**OBJECTIVE**.
Without the pictures, give the entries below again exactly as written.

* Begin GIVEN DATA *

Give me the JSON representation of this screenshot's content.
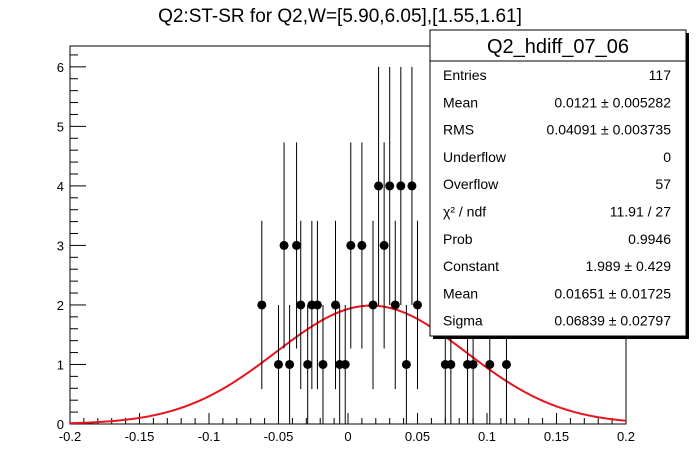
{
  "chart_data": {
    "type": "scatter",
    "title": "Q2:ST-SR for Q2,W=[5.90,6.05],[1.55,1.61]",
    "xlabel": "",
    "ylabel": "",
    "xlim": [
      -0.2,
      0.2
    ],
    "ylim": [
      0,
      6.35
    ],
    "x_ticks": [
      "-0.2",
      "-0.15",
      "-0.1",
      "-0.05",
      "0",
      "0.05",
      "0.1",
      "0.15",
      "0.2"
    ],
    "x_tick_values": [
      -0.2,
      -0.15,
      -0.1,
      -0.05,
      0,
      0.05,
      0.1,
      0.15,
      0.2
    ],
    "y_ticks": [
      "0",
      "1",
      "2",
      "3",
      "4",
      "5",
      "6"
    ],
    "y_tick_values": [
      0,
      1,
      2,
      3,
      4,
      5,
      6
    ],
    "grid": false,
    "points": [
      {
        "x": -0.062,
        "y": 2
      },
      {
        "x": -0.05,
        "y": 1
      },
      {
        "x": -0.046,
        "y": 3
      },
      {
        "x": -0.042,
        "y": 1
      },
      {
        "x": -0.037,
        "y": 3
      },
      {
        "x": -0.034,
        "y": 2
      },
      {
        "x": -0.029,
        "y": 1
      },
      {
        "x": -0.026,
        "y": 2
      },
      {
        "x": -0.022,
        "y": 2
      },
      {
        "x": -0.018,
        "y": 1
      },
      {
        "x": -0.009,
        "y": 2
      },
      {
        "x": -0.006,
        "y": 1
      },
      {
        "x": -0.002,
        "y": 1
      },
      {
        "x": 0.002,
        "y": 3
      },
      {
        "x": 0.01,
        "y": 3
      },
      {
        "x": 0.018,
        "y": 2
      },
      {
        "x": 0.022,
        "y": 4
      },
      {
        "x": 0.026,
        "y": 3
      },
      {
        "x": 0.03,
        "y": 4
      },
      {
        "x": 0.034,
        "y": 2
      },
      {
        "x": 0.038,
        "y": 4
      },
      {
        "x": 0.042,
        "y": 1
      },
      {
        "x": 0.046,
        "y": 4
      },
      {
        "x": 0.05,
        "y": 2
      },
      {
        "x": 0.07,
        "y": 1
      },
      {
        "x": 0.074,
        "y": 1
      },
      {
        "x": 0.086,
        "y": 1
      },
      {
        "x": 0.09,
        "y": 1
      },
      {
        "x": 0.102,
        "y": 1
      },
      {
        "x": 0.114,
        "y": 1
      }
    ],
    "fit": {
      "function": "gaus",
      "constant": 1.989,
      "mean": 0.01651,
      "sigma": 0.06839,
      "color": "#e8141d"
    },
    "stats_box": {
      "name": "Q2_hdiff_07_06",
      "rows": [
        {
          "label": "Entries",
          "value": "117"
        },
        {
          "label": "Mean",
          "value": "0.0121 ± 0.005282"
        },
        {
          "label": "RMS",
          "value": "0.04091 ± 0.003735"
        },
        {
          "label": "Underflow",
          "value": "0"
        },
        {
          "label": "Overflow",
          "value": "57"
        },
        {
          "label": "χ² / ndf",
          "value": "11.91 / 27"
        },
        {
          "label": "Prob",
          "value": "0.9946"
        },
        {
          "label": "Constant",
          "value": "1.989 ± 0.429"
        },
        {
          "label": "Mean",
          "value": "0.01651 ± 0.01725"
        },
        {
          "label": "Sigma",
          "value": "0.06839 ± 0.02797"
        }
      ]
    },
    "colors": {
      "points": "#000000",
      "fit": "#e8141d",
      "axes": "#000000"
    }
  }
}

* End GIVEN DATA *

**WRITTEN ANSWER**.
Give me the JSON representation of this screenshot's content.
{
  "chart_data": {
    "type": "scatter",
    "title": "Q2:ST-SR for Q2,W=[5.90,6.05],[1.55,1.61]",
    "xlabel": "",
    "ylabel": "",
    "xlim": [
      -0.2,
      0.2
    ],
    "ylim": [
      0,
      6.35
    ],
    "x_ticks": [
      "-0.2",
      "-0.15",
      "-0.1",
      "-0.05",
      "0",
      "0.05",
      "0.1",
      "0.15",
      "0.2"
    ],
    "x_tick_values": [
      -0.2,
      -0.15,
      -0.1,
      -0.05,
      0,
      0.05,
      0.1,
      0.15,
      0.2
    ],
    "y_ticks": [
      "0",
      "1",
      "2",
      "3",
      "4",
      "5",
      "6"
    ],
    "y_tick_values": [
      0,
      1,
      2,
      3,
      4,
      5,
      6
    ],
    "grid": false,
    "points": [
      {
        "x": -0.062,
        "y": 2
      },
      {
        "x": -0.05,
        "y": 1
      },
      {
        "x": -0.046,
        "y": 3
      },
      {
        "x": -0.042,
        "y": 1
      },
      {
        "x": -0.037,
        "y": 3
      },
      {
        "x": -0.034,
        "y": 2
      },
      {
        "x": -0.029,
        "y": 1
      },
      {
        "x": -0.026,
        "y": 2
      },
      {
        "x": -0.022,
        "y": 2
      },
      {
        "x": -0.018,
        "y": 1
      },
      {
        "x": -0.009,
        "y": 2
      },
      {
        "x": -0.006,
        "y": 1
      },
      {
        "x": -0.002,
        "y": 1
      },
      {
        "x": 0.002,
        "y": 3
      },
      {
        "x": 0.01,
        "y": 3
      },
      {
        "x": 0.018,
        "y": 2
      },
      {
        "x": 0.022,
        "y": 4
      },
      {
        "x": 0.026,
        "y": 3
      },
      {
        "x": 0.03,
        "y": 4
      },
      {
        "x": 0.034,
        "y": 2
      },
      {
        "x": 0.038,
        "y": 4
      },
      {
        "x": 0.042,
        "y": 1
      },
      {
        "x": 0.046,
        "y": 4
      },
      {
        "x": 0.05,
        "y": 2
      },
      {
        "x": 0.07,
        "y": 1
      },
      {
        "x": 0.074,
        "y": 1
      },
      {
        "x": 0.086,
        "y": 1
      },
      {
        "x": 0.09,
        "y": 1
      },
      {
        "x": 0.102,
        "y": 1
      },
      {
        "x": 0.114,
        "y": 1
      }
    ],
    "fit": {
      "function": "gaus",
      "constant": 1.989,
      "mean": 0.01651,
      "sigma": 0.06839,
      "color": "#e8141d"
    },
    "stats_box": {
      "name": "Q2_hdiff_07_06",
      "rows": [
        {
          "label": "Entries",
          "value": "117"
        },
        {
          "label": "Mean",
          "value": "0.0121 ± 0.005282"
        },
        {
          "label": "RMS",
          "value": "0.04091 ± 0.003735"
        },
        {
          "label": "Underflow",
          "value": "0"
        },
        {
          "label": "Overflow",
          "value": "57"
        },
        {
          "label": "χ² / ndf",
          "value": "11.91 / 27"
        },
        {
          "label": "Prob",
          "value": "0.9946"
        },
        {
          "label": "Constant",
          "value": "1.989 ± 0.429"
        },
        {
          "label": "Mean",
          "value": "0.01651 ± 0.01725"
        },
        {
          "label": "Sigma",
          "value": "0.06839 ± 0.02797"
        }
      ]
    },
    "colors": {
      "points": "#000000",
      "fit": "#e8141d",
      "axes": "#000000"
    }
  }
}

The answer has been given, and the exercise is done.